EXERCISE REQUIREMENTS »
Restate the whole listing word for word. Pictures are left out.

Figure content listings
-- -- --
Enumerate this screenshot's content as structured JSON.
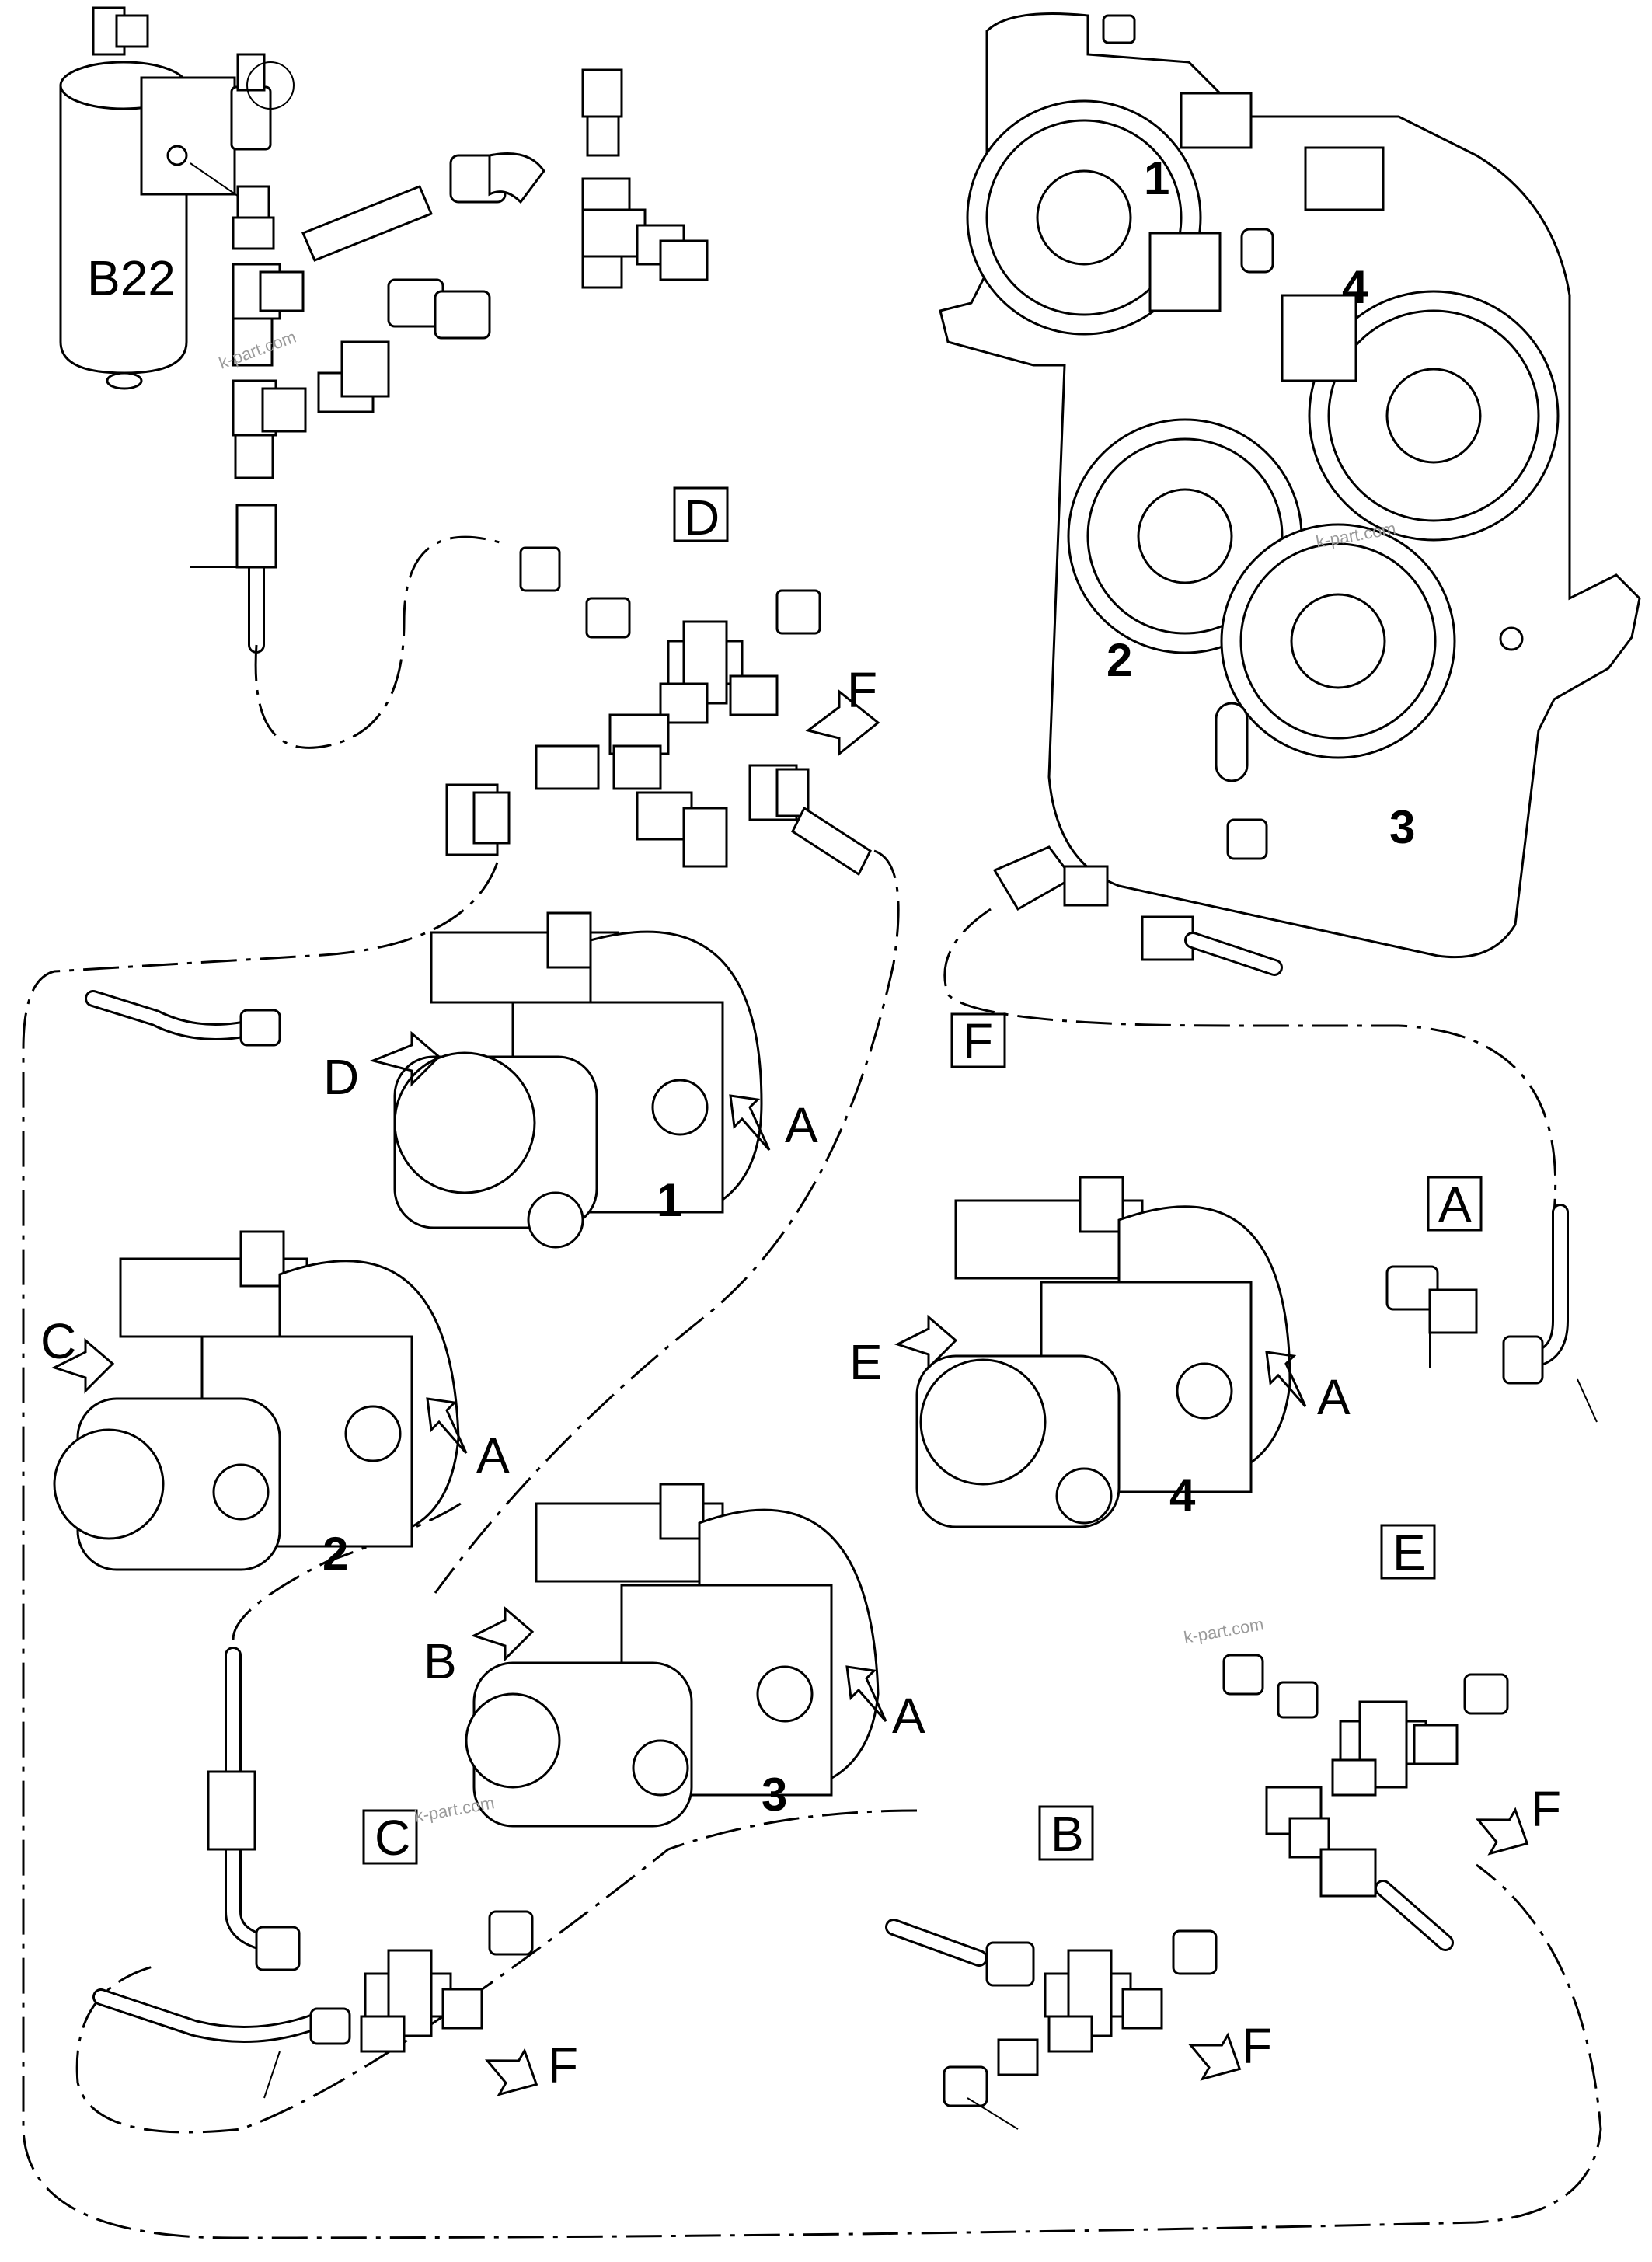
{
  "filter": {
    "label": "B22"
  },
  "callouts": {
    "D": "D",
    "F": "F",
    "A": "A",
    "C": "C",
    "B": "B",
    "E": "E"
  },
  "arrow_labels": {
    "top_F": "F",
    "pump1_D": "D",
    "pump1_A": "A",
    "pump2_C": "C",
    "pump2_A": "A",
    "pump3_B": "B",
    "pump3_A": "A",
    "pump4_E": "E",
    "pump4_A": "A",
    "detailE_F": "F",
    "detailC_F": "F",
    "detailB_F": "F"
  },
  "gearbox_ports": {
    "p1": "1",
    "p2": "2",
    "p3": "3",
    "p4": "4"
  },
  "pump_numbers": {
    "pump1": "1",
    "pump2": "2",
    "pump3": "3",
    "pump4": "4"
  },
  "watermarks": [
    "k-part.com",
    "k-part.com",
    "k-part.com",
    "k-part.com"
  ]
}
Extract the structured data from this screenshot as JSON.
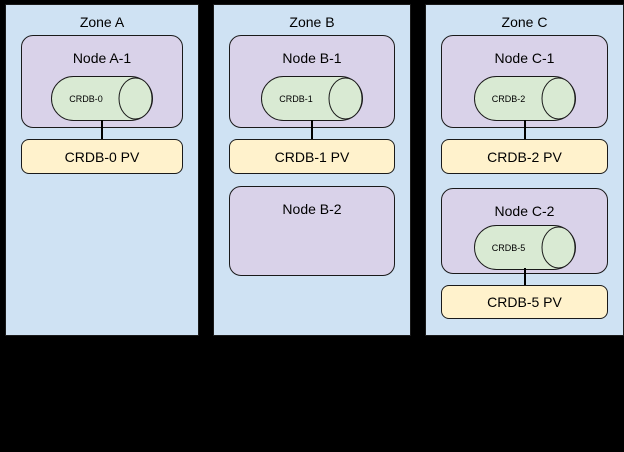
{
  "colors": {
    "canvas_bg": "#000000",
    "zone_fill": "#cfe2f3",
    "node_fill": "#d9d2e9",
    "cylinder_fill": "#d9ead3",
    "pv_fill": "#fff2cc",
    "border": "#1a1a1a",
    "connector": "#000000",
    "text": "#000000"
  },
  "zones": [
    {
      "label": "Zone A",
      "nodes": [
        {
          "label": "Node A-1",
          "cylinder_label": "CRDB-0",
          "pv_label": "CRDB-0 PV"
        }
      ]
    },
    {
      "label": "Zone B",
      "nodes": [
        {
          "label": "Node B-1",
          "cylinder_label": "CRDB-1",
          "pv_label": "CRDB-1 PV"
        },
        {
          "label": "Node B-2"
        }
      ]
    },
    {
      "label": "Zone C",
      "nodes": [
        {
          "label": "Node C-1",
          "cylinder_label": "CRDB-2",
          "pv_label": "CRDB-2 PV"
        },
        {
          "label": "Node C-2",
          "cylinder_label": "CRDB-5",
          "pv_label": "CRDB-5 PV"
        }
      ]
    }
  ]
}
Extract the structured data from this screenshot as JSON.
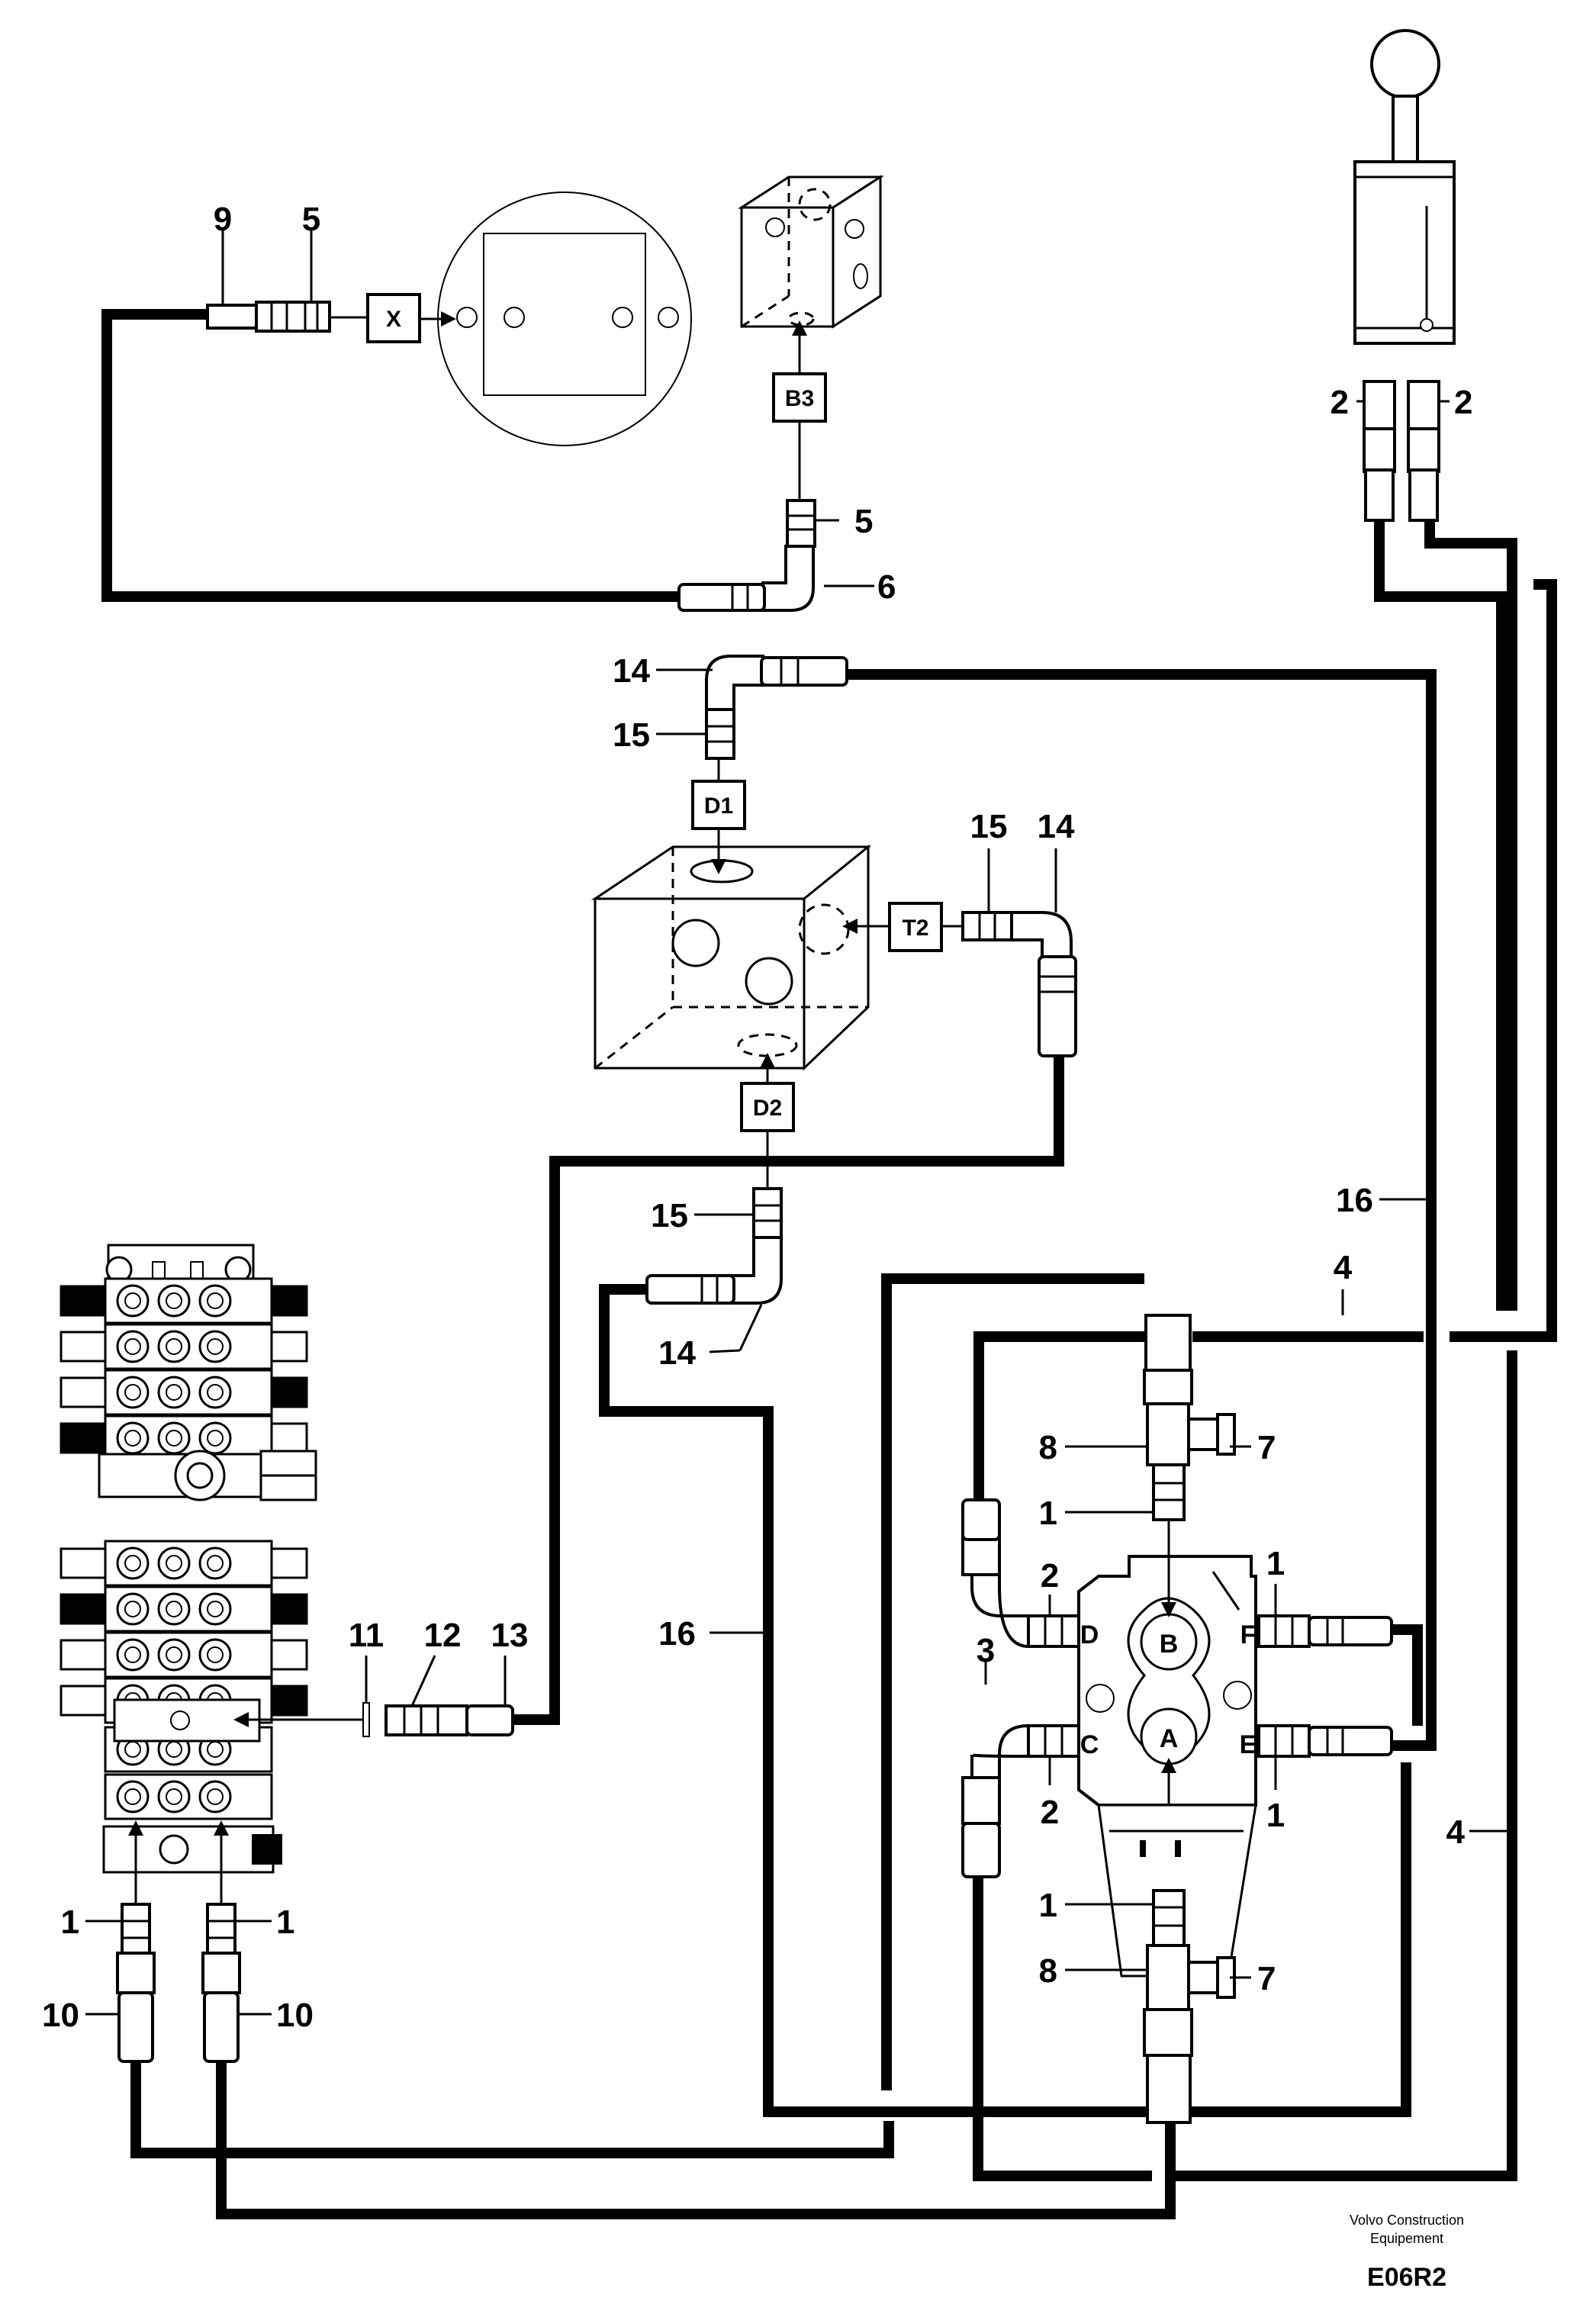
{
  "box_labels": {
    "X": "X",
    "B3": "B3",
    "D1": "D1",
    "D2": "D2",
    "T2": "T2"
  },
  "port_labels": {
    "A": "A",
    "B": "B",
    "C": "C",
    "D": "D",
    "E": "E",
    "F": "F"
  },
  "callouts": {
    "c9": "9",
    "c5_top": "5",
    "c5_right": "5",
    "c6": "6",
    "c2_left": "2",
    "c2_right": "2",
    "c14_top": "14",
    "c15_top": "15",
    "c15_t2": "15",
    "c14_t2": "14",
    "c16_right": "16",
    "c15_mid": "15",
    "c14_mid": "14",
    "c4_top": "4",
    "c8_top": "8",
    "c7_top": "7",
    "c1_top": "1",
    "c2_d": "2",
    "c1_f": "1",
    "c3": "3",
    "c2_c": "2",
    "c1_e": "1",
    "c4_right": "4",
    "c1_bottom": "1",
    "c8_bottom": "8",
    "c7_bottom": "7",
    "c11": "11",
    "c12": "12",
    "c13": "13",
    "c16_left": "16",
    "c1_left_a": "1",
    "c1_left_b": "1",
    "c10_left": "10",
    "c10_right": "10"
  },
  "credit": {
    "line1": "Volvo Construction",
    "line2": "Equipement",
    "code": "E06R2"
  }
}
-- -- --
ANSWER TO THIS TASK »
Enumerate this screenshot's content as structured JSON.
{
  "filter": {
    "label": "B22"
  },
  "callouts": {
    "D": "D",
    "F": "F",
    "A": "A",
    "C": "C",
    "B": "B",
    "E": "E"
  },
  "arrow_labels": {
    "top_F": "F",
    "pump1_D": "D",
    "pump1_A": "A",
    "pump2_C": "C",
    "pump2_A": "A",
    "pump3_B": "B",
    "pump3_A": "A",
    "pump4_E": "E",
    "pump4_A": "A",
    "detailE_F": "F",
    "detailC_F": "F",
    "detailB_F": "F"
  },
  "gearbox_ports": {
    "p1": "1",
    "p2": "2",
    "p3": "3",
    "p4": "4"
  },
  "pump_numbers": {
    "pump1": "1",
    "pump2": "2",
    "pump3": "3",
    "pump4": "4"
  },
  "watermarks": [
    "k-part.com",
    "k-part.com",
    "k-part.com",
    "k-part.com"
  ]
}
Extract the structured data from this screenshot as JSON.
{
  "colors": {
    "canvas_bg": "#000000",
    "zone_fill": "#cfe2f3",
    "node_fill": "#d9d2e9",
    "cylinder_fill": "#d9ead3",
    "pv_fill": "#fff2cc",
    "border": "#1a1a1a",
    "connector": "#000000",
    "text": "#000000"
  },
  "zones": [
    {
      "label": "Zone A",
      "nodes": [
        {
          "label": "Node A-1",
          "cylinder_label": "CRDB-0",
          "pv_label": "CRDB-0 PV"
        }
      ]
    },
    {
      "label": "Zone B",
      "nodes": [
        {
          "label": "Node B-1",
          "cylinder_label": "CRDB-1",
          "pv_label": "CRDB-1 PV"
        },
        {
          "label": "Node B-2"
        }
      ]
    },
    {
      "label": "Zone C",
      "nodes": [
        {
          "label": "Node C-1",
          "cylinder_label": "CRDB-2",
          "pv_label": "CRDB-2 PV"
        },
        {
          "label": "Node C-2",
          "cylinder_label": "CRDB-5",
          "pv_label": "CRDB-5 PV"
        }
      ]
    }
  ]
}
Extract the structured data from this screenshot as JSON.
{
  "box_labels": {
    "X": "X",
    "B3": "B3",
    "D1": "D1",
    "D2": "D2",
    "T2": "T2"
  },
  "port_labels": {
    "A": "A",
    "B": "B",
    "C": "C",
    "D": "D",
    "E": "E",
    "F": "F"
  },
  "callouts": {
    "c9": "9",
    "c5_top": "5",
    "c5_right": "5",
    "c6": "6",
    "c2_left": "2",
    "c2_right": "2",
    "c14_top": "14",
    "c15_top": "15",
    "c15_t2": "15",
    "c14_t2": "14",
    "c16_right": "16",
    "c15_mid": "15",
    "c14_mid": "14",
    "c4_top": "4",
    "c8_top": "8",
    "c7_top": "7",
    "c1_top": "1",
    "c2_d": "2",
    "c1_f": "1",
    "c3": "3",
    "c2_c": "2",
    "c1_e": "1",
    "c4_right": "4",
    "c1_bottom": "1",
    "c8_bottom": "8",
    "c7_bottom": "7",
    "c11": "11",
    "c12": "12",
    "c13": "13",
    "c16_left": "16",
    "c1_left_a": "1",
    "c1_left_b": "1",
    "c10_left": "10",
    "c10_right": "10"
  },
  "credit": {
    "line1": "Volvo Construction",
    "line2": "Equipement",
    "code": "E06R2"
  }
}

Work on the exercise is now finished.